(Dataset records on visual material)
.....

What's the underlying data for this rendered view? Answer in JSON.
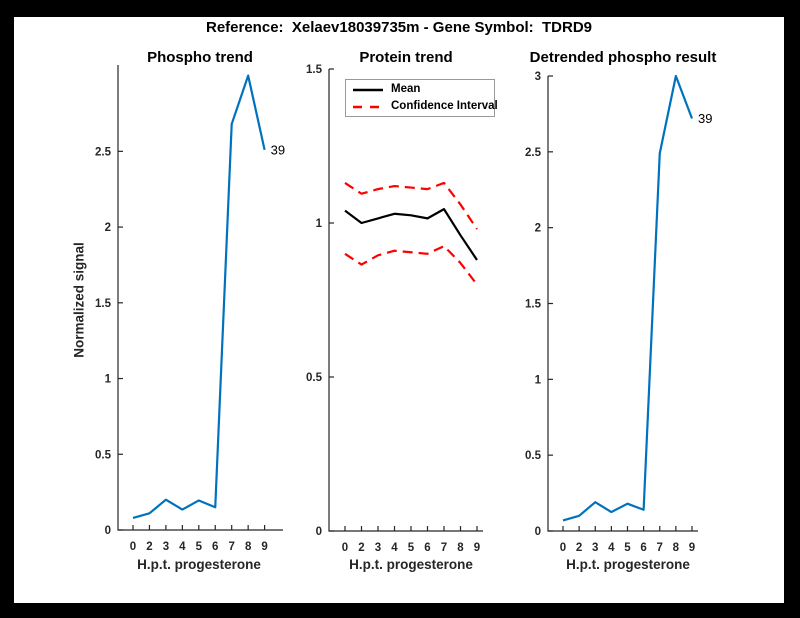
{
  "figure": {
    "title": "Reference:  Xelaev18039735m - Gene Symbol:  TDRD9",
    "background_color": "#000000",
    "canvas_color": "#ffffff"
  },
  "colors": {
    "line_blue": "#0072BD",
    "ci_red": "#FF0000",
    "mean_black": "#000000",
    "axis_gray": "#262626"
  },
  "chart_data": [
    {
      "type": "line",
      "title": "Phospho trend",
      "xlabel": "H.p.t. progesterone",
      "ylabel": "Normalized signal",
      "x_tick_labels": [
        "0",
        "2",
        "3",
        "4",
        "5",
        "6",
        "7",
        "8",
        "9"
      ],
      "y_ticks": [
        0,
        0.5,
        1,
        1.5,
        2,
        2.5
      ],
      "y_tick_labels": [
        "0",
        "0.5",
        "1",
        "1.5",
        "2",
        "2.5"
      ],
      "ylim": [
        0,
        3.07
      ],
      "grid": false,
      "series": [
        {
          "name": "phospho-signal",
          "color": "#0072BD",
          "style": "solid",
          "values": [
            0.08,
            0.11,
            0.2,
            0.135,
            0.195,
            0.15,
            2.68,
            3.0,
            2.51
          ]
        }
      ],
      "end_label": "39"
    },
    {
      "type": "line",
      "title": "Protein trend",
      "xlabel": "H.p.t. progesterone",
      "ylabel": "",
      "x_tick_labels": [
        "0",
        "2",
        "3",
        "4",
        "5",
        "6",
        "7",
        "8",
        "9"
      ],
      "y_ticks": [
        0,
        0.5,
        1,
        1.5
      ],
      "y_tick_labels": [
        "0",
        "0.5",
        "1",
        "1.5"
      ],
      "ylim": [
        0,
        1.5
      ],
      "grid": false,
      "legend": {
        "position": "top-left",
        "entries": [
          {
            "label": "Mean",
            "color": "#000000",
            "style": "solid"
          },
          {
            "label": "Confidence Interval",
            "color": "#FF0000",
            "style": "dashed"
          }
        ]
      },
      "series": [
        {
          "name": "mean",
          "color": "#000000",
          "style": "solid",
          "values": [
            1.04,
            1.0,
            1.015,
            1.03,
            1.025,
            1.015,
            1.045,
            0.96,
            0.88
          ]
        },
        {
          "name": "ci-upper",
          "color": "#FF0000",
          "style": "dashed",
          "values": [
            1.13,
            1.095,
            1.11,
            1.12,
            1.115,
            1.11,
            1.13,
            1.06,
            0.98
          ]
        },
        {
          "name": "ci-lower",
          "color": "#FF0000",
          "style": "dashed",
          "values": [
            0.9,
            0.865,
            0.895,
            0.91,
            0.905,
            0.9,
            0.925,
            0.87,
            0.8
          ]
        }
      ]
    },
    {
      "type": "line",
      "title": "Detrended phospho result",
      "xlabel": "H.p.t. progesterone",
      "ylabel": "",
      "x_tick_labels": [
        "0",
        "2",
        "3",
        "4",
        "5",
        "6",
        "7",
        "8",
        "9"
      ],
      "y_ticks": [
        0,
        0.5,
        1,
        1.5,
        2,
        2.5,
        3
      ],
      "y_tick_labels": [
        "0",
        "0.5",
        "1",
        "1.5",
        "2",
        "2.5",
        "3"
      ],
      "ylim": [
        0,
        3.0
      ],
      "grid": false,
      "series": [
        {
          "name": "detrended-signal",
          "color": "#0072BD",
          "style": "solid",
          "values": [
            0.07,
            0.1,
            0.19,
            0.125,
            0.18,
            0.14,
            2.49,
            3.0,
            2.72
          ]
        }
      ],
      "end_label": "39"
    }
  ]
}
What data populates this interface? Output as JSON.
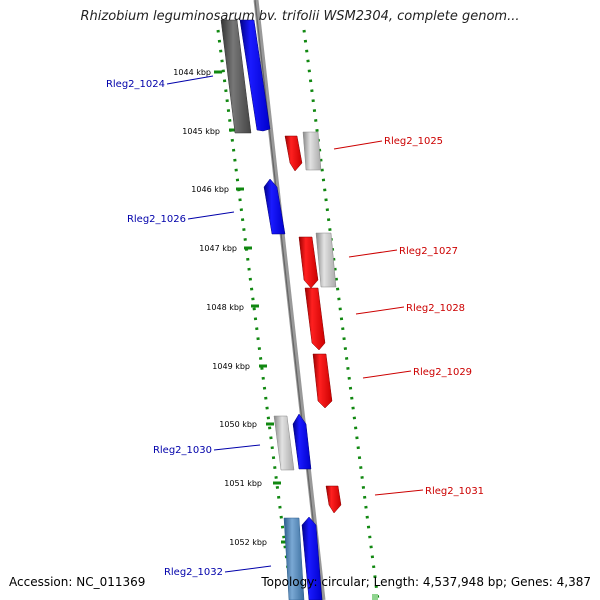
{
  "title": "Rhizobium leguminosarum bv. trifolii WSM2304, complete genom...",
  "accession_text": "Accession: NC_011369",
  "topology_text": "Topology: circular; Length: 4,537,948 bp; Genes: 4,387",
  "ticks": [
    "1044 kbp",
    "1045 kbp",
    "1046 kbp",
    "1047 kbp",
    "1048 kbp",
    "1049 kbp",
    "1050 kbp",
    "1051 kbp",
    "1052 kbp"
  ],
  "colors": {
    "forward_gene": "#0000ee",
    "reverse_gene": "#ee0000",
    "gray_feature": "#bbbbbb",
    "dark_feature": "#555555",
    "light_blue_feature": "#4a7fb0",
    "backbone": "#888888",
    "gc_dots": "#118811",
    "forward_label": "#0000aa",
    "reverse_label": "#cc0000"
  },
  "labels": [
    {
      "text": "Rleg2_1024",
      "strand": "forward"
    },
    {
      "text": "Rleg2_1025",
      "strand": "reverse"
    },
    {
      "text": "Rleg2_1026",
      "strand": "forward"
    },
    {
      "text": "Rleg2_1027",
      "strand": "reverse"
    },
    {
      "text": "Rleg2_1028",
      "strand": "reverse"
    },
    {
      "text": "Rleg2_1029",
      "strand": "reverse"
    },
    {
      "text": "Rleg2_1030",
      "strand": "forward"
    },
    {
      "text": "Rleg2_1031",
      "strand": "reverse"
    },
    {
      "text": "Rleg2_1032",
      "strand": "forward"
    }
  ]
}
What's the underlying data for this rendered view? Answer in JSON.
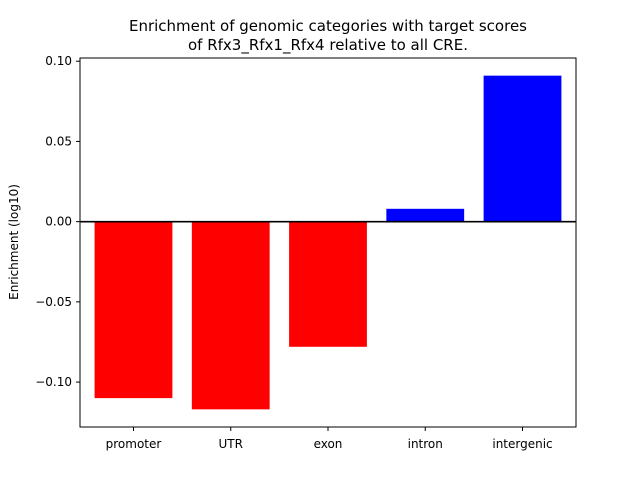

.....

▸ **What to work on**:
Starting from the records above, copy each line where the string "signal" is found.

▸ **Solution to the problem**:
      "ylabel": "Normalized signal",
          "name": "phospho-signal",
          "name": "detrended-signal",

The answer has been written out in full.